» **Provided records**:
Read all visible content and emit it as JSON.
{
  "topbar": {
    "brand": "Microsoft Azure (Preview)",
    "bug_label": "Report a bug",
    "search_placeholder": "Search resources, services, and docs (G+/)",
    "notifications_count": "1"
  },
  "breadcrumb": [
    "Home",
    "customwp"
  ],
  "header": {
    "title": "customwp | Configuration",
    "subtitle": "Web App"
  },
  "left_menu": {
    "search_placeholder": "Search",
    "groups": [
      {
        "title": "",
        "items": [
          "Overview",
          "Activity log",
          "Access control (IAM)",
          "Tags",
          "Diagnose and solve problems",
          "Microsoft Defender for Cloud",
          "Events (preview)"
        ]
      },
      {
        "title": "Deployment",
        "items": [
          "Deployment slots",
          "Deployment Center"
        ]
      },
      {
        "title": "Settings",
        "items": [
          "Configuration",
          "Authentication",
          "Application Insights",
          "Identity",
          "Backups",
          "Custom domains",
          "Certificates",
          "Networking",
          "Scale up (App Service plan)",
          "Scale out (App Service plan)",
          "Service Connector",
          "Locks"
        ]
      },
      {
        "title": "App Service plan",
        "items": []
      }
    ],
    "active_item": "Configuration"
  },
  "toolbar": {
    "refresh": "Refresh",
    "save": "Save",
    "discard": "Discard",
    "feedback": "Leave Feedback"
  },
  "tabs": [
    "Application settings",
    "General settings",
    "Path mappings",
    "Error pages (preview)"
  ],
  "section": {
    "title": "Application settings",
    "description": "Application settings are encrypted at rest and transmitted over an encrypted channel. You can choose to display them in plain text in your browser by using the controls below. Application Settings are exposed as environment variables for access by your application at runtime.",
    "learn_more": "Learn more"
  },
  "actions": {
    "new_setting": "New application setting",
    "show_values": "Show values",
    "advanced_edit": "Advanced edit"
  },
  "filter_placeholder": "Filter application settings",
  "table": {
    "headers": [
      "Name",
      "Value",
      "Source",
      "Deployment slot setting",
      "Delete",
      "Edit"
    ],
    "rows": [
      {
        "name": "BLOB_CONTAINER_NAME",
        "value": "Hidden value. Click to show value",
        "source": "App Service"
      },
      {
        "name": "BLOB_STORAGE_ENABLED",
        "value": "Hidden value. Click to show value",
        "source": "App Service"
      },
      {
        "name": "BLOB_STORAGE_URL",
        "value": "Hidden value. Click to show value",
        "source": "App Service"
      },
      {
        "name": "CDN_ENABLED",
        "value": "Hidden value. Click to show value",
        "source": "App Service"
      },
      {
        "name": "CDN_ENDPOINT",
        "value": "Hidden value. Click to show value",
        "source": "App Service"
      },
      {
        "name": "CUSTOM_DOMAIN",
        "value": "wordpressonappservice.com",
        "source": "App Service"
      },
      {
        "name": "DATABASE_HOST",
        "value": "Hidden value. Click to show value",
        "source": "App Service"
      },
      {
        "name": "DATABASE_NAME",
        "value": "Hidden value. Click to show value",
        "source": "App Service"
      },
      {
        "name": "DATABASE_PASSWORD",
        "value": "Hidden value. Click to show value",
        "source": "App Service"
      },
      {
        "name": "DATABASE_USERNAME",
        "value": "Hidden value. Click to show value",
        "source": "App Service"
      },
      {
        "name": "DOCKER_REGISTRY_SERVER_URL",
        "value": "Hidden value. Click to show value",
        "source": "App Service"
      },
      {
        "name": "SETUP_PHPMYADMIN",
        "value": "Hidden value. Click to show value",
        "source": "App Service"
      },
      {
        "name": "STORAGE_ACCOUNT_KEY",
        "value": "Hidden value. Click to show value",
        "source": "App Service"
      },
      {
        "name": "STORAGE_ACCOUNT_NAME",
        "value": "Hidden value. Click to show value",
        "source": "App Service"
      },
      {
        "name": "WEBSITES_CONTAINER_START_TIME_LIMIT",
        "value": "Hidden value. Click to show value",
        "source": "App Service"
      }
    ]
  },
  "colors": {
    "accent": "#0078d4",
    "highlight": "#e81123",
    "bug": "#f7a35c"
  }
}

» **Aim of the exercise**:
Across the material above, count every line holding "Scale" and write down only the number.

» **Task response**:
2